• _Exercise goal_
Report each line of the data that includes the word "kruh".

• _Data section_
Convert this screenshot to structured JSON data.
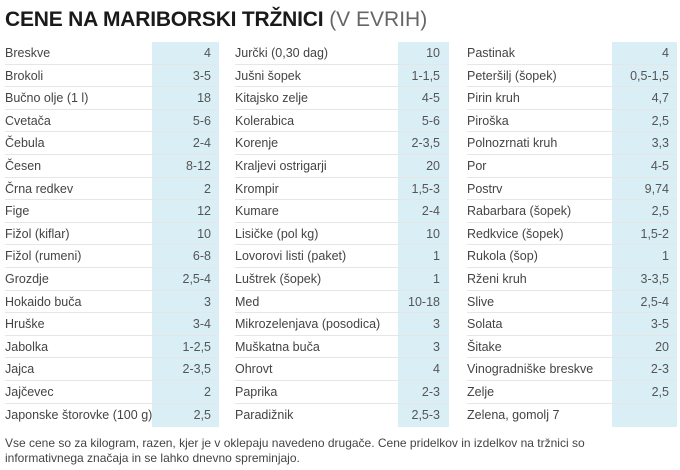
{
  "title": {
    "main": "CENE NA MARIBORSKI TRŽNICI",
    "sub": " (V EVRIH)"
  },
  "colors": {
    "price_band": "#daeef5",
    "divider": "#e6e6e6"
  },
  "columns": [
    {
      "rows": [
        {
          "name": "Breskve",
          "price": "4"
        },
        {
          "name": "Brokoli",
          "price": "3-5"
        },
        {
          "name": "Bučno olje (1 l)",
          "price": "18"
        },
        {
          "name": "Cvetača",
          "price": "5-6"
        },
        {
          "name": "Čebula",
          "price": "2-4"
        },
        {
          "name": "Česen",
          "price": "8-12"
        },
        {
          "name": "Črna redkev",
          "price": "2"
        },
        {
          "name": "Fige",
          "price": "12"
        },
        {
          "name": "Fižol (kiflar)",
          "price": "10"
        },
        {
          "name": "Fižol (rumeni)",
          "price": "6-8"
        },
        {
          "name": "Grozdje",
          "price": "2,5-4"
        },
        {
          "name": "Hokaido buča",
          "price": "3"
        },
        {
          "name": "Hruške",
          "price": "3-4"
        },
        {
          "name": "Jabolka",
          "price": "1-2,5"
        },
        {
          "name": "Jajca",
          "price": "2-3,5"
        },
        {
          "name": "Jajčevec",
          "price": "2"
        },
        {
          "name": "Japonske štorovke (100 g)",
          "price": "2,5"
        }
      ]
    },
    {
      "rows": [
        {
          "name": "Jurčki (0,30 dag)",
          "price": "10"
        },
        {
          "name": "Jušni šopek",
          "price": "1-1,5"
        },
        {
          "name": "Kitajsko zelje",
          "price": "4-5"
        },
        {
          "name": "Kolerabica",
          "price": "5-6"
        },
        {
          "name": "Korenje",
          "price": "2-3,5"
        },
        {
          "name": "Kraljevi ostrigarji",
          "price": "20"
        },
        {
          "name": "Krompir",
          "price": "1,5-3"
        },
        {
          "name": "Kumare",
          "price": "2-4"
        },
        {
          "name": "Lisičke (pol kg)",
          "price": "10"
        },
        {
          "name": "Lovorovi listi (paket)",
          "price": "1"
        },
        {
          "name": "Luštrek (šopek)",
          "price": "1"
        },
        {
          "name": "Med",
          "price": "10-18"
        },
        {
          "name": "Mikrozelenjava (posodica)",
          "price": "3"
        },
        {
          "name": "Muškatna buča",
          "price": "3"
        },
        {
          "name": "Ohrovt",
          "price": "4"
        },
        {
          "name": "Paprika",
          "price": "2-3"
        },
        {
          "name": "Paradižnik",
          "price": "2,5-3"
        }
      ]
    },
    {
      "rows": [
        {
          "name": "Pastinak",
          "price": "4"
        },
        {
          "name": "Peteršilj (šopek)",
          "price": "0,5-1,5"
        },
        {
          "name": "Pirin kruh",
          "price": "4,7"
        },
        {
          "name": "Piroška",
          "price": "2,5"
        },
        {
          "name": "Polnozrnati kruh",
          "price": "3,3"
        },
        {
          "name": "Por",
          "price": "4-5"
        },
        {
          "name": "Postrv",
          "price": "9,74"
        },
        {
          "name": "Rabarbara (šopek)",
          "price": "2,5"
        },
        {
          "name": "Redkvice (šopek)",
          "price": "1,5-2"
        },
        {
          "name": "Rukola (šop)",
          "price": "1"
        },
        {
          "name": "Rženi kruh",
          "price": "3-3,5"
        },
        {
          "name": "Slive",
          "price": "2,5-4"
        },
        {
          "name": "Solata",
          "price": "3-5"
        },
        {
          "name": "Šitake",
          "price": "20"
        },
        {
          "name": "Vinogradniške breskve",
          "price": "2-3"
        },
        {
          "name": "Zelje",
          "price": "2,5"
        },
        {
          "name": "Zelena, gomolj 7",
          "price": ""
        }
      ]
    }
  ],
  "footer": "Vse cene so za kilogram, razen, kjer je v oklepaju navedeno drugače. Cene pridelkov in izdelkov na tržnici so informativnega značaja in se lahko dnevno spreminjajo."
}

• _Exercise answer_
          "name": "Pirin kruh",
          "name": "Polnozrnati kruh",
          "name": "Rženi kruh",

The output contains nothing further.